▸ **PROVIDED DATA**
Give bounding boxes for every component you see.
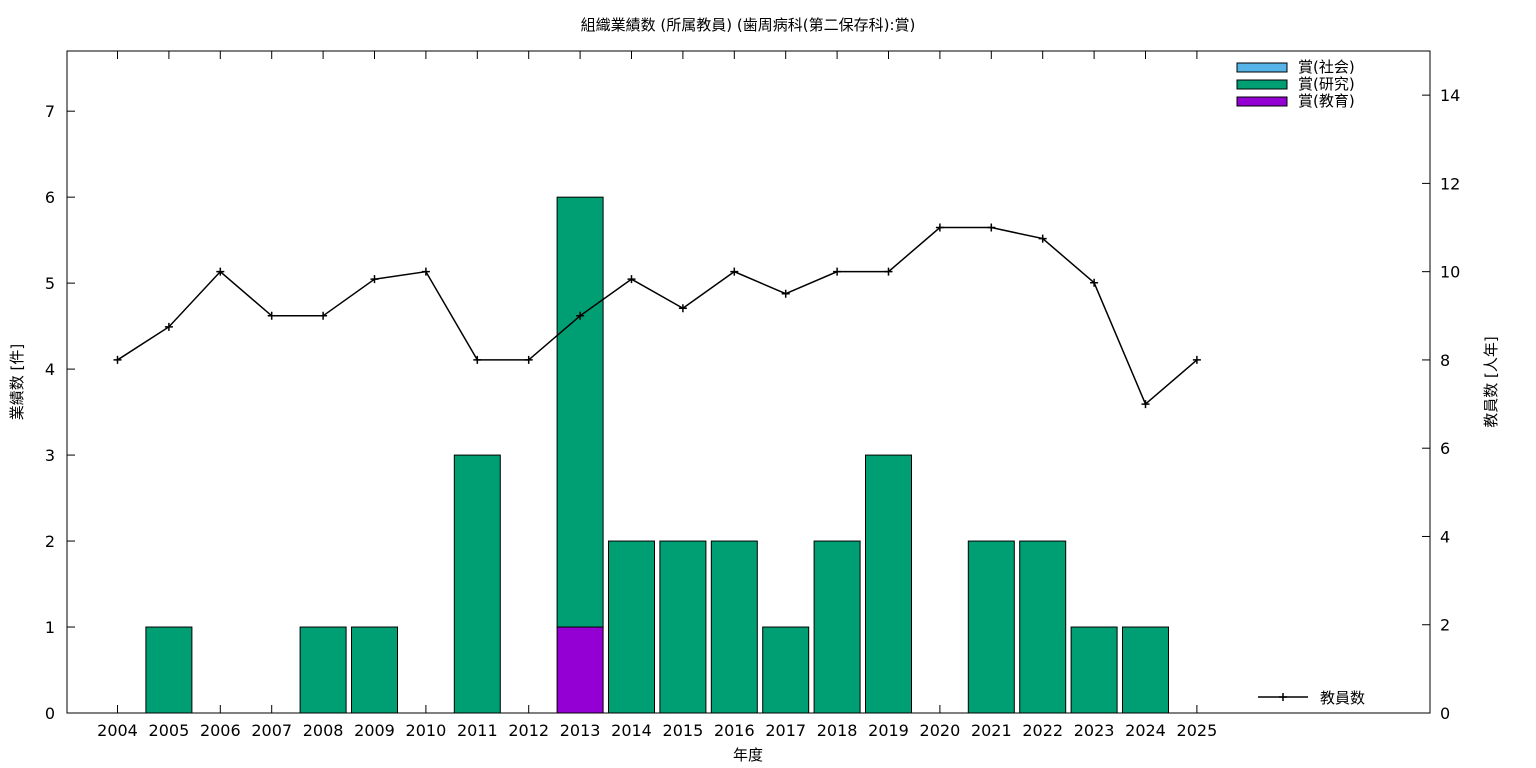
- line-point: [370, 275, 379, 284]
- x-tick-label: 2013: [560, 721, 601, 740]
- x-tick-label: 2023: [1074, 721, 1115, 740]
- bar: [556, 626, 604, 714]
- x-tick-label: 2020: [920, 721, 961, 740]
- line-point: [319, 311, 328, 320]
- bar: [299, 626, 347, 714]
- y2-axis-label: 教員数 [人年]: [1482, 336, 1500, 427]
- line-point: [1038, 234, 1047, 243]
- bar: [710, 540, 758, 714]
- x-tick-label: 2009: [354, 721, 395, 740]
- line-point: [473, 355, 482, 364]
- line-point: [627, 275, 636, 284]
- x-tick-label: 2019: [868, 721, 909, 740]
- line-point: [935, 223, 944, 232]
- y2-tick-label: 0: [1440, 704, 1450, 723]
- legend-swatch: [1236, 79, 1288, 90]
- line-point: [678, 304, 687, 313]
- y-axis-label: 業績数 [件]: [8, 344, 26, 420]
- legend-label: 賞(研究): [1298, 75, 1355, 93]
- y-tick-label: 2: [45, 532, 55, 551]
- y2-tick-label: 4: [1440, 527, 1450, 546]
- x-tick-label: 2012: [508, 721, 549, 740]
- x-tick-label: 2016: [714, 721, 755, 740]
- bar: [351, 626, 398, 714]
- x-tick-label: 2024: [1125, 721, 1166, 740]
- bar: [813, 540, 861, 714]
- line-point: [576, 311, 585, 320]
- x-axis-label: 年度: [733, 746, 763, 764]
- legend-label: 賞(社会): [1298, 58, 1355, 76]
- line-point: [833, 267, 842, 276]
- x-tick-label: 2025: [1177, 721, 1218, 740]
- line-point: [987, 223, 996, 232]
- x-tick-label: 2018: [817, 721, 858, 740]
- bar: [865, 454, 912, 714]
- bar: [145, 626, 193, 714]
- y-tick-label: 5: [45, 274, 55, 293]
- line-point: [164, 322, 173, 331]
- legend-label: 賞(教育): [1298, 92, 1355, 110]
- x-tick-label: 2005: [149, 721, 190, 740]
- line-point: [421, 267, 430, 276]
- y-tick-label: 7: [45, 102, 55, 121]
- x-tick-label: 2010: [406, 721, 447, 740]
- bar: [1122, 626, 1169, 714]
- x-tick-label: 2021: [971, 721, 1012, 740]
- y-tick-label: 0: [45, 704, 55, 723]
- legend-swatch: [1236, 96, 1288, 107]
- line-point: [113, 355, 122, 364]
- line-series: [117, 226, 1198, 406]
- bar: [659, 540, 707, 714]
- y2-tick-label: 8: [1440, 351, 1450, 370]
- line-point: [524, 355, 533, 364]
- bar: [967, 540, 1015, 714]
- legend-line-marker: [1279, 693, 1287, 701]
- y2-tick-label: 10: [1440, 263, 1460, 282]
- x-tick-label: 2017: [765, 721, 806, 740]
- legend-line-label: 教員数: [1320, 689, 1365, 707]
- line-point: [267, 311, 276, 320]
- x-tick-label: 2011: [457, 721, 498, 740]
- bar: [556, 196, 604, 628]
- y2-tick-label: 14: [1440, 86, 1460, 105]
- line-point: [1141, 400, 1150, 409]
- y-tick-label: 6: [45, 188, 55, 207]
- x-tick-label: 2014: [611, 721, 652, 740]
- bar: [762, 626, 810, 714]
- y2-tick-label: 6: [1440, 439, 1450, 458]
- y-tick-label: 4: [45, 360, 55, 379]
- x-tick-label: 2004: [97, 721, 138, 740]
- line-point: [884, 267, 893, 276]
- legend-swatch: [1236, 62, 1288, 73]
- y2-tick-label: 12: [1440, 174, 1460, 193]
- line-point: [1192, 355, 1201, 364]
- y-tick-label: 1: [45, 618, 55, 637]
- y2-tick-label: 2: [1440, 616, 1450, 635]
- x-tick-label: 2008: [303, 721, 344, 740]
- x-tick-label: 2007: [251, 721, 292, 740]
- y-tick-label: 3: [45, 446, 55, 465]
- chart-title: 組織業績数 (所属教員) (歯周病科(第二保存科):賞): [581, 16, 916, 34]
- bar: [1019, 540, 1067, 714]
- legend: 賞(社会)賞(研究)賞(教育) 教員数: [1236, 58, 1365, 707]
- x-tick-label: 2015: [663, 721, 704, 740]
- x-tick-label: 2006: [200, 721, 241, 740]
- x-tick-label: 2022: [1022, 721, 1063, 740]
- line-point: [730, 267, 739, 276]
- line-point: [781, 289, 790, 298]
- bar: [1070, 626, 1118, 714]
- bar: [453, 454, 501, 714]
- bar: [608, 540, 655, 714]
- line-point: [216, 267, 225, 276]
- line-point: [1090, 278, 1099, 287]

▸ **TO BE DONE**
Reproduce the items above with every occurrence of "line-point" replaced by "data-point" and everything else unchanged. Leave the pictures out of your version.

▸ **IN RESPONSE**
Give bounding boxes for every component you see.
- data-point: [370, 275, 379, 284]
- x-tick-label: 2013: [560, 721, 601, 740]
- x-tick-label: 2023: [1074, 721, 1115, 740]
- bar: [556, 626, 604, 714]
- x-tick-label: 2020: [920, 721, 961, 740]
- data-point: [319, 311, 328, 320]
- bar: [299, 626, 347, 714]
- y2-axis-label: 教員数 [人年]: [1482, 336, 1500, 427]
- data-point: [1038, 234, 1047, 243]
- bar: [710, 540, 758, 714]
- x-tick-label: 2009: [354, 721, 395, 740]
- data-point: [473, 355, 482, 364]
- data-point: [627, 275, 636, 284]
- x-tick-label: 2019: [868, 721, 909, 740]
- data-point: [935, 223, 944, 232]
- y2-tick-label: 0: [1440, 704, 1450, 723]
- legend-swatch: [1236, 79, 1288, 90]
- data-point: [678, 304, 687, 313]
- y-axis-label: 業績数 [件]: [8, 344, 26, 420]
- legend-label: 賞(研究): [1298, 75, 1355, 93]
- y-tick-label: 2: [45, 532, 55, 551]
- y2-tick-label: 4: [1440, 527, 1450, 546]
- x-tick-label: 2012: [508, 721, 549, 740]
- x-tick-label: 2016: [714, 721, 755, 740]
- bar: [351, 626, 398, 714]
- x-tick-label: 2024: [1125, 721, 1166, 740]
- bar: [813, 540, 861, 714]
- data-point: [576, 311, 585, 320]
- x-axis-label: 年度: [733, 746, 763, 764]
- legend-label: 賞(社会): [1298, 58, 1355, 76]
- data-point: [833, 267, 842, 276]
- x-tick-label: 2025: [1177, 721, 1218, 740]
- data-point: [987, 223, 996, 232]
- x-tick-label: 2018: [817, 721, 858, 740]
- bar: [865, 454, 912, 714]
- bar: [145, 626, 193, 714]
- y-tick-label: 5: [45, 274, 55, 293]
- data-point: [164, 322, 173, 331]
- legend-label: 賞(教育): [1298, 92, 1355, 110]
- x-tick-label: 2005: [149, 721, 190, 740]
- data-point: [421, 267, 430, 276]
- y-tick-label: 7: [45, 102, 55, 121]
- x-tick-label: 2010: [406, 721, 447, 740]
- bar: [1122, 626, 1169, 714]
- x-tick-label: 2021: [971, 721, 1012, 740]
- y-tick-label: 0: [45, 704, 55, 723]
- legend-swatch: [1236, 96, 1288, 107]
- data-point: [113, 355, 122, 364]
- line-series: [117, 226, 1198, 406]
- bar: [659, 540, 707, 714]
- y2-tick-label: 8: [1440, 351, 1450, 370]
- data-point: [524, 355, 533, 364]
- bar: [967, 540, 1015, 714]
- legend-line-marker: [1279, 693, 1287, 701]
- y2-tick-label: 10: [1440, 263, 1460, 282]
- x-tick-label: 2017: [765, 721, 806, 740]
- legend-line-label: 教員数: [1320, 689, 1365, 707]
- data-point: [267, 311, 276, 320]
- x-tick-label: 2011: [457, 721, 498, 740]
- bar: [556, 196, 604, 628]
- y2-tick-label: 14: [1440, 86, 1460, 105]
- data-point: [1141, 400, 1150, 409]
- y-tick-label: 6: [45, 188, 55, 207]
- x-tick-label: 2014: [611, 721, 652, 740]
- bar: [762, 626, 810, 714]
- y2-tick-label: 6: [1440, 439, 1450, 458]
- y-tick-label: 4: [45, 360, 55, 379]
- x-tick-label: 2004: [97, 721, 138, 740]
- data-point: [884, 267, 893, 276]
- legend-swatch: [1236, 62, 1288, 73]
- y2-tick-label: 12: [1440, 174, 1460, 193]
- data-point: [1192, 355, 1201, 364]
- y-tick-label: 1: [45, 618, 55, 637]
- y2-tick-label: 2: [1440, 616, 1450, 635]
- x-tick-label: 2008: [303, 721, 344, 740]
- x-tick-label: 2007: [251, 721, 292, 740]
- y-tick-label: 3: [45, 446, 55, 465]
- chart-title: 組織業績数 (所属教員) (歯周病科(第二保存科):賞): [581, 16, 916, 34]
- bar: [1019, 540, 1067, 714]
- legend: 賞(社会)賞(研究)賞(教育) 教員数: [1236, 58, 1365, 707]
- x-tick-label: 2015: [663, 721, 704, 740]
- x-tick-label: 2006: [200, 721, 241, 740]
- x-tick-label: 2022: [1022, 721, 1063, 740]
- data-point: [730, 267, 739, 276]
- data-point: [781, 289, 790, 298]
- bar: [1070, 626, 1118, 714]
- bar: [453, 454, 501, 714]
- bar: [608, 540, 655, 714]
- data-point: [216, 267, 225, 276]
- data-point: [1090, 278, 1099, 287]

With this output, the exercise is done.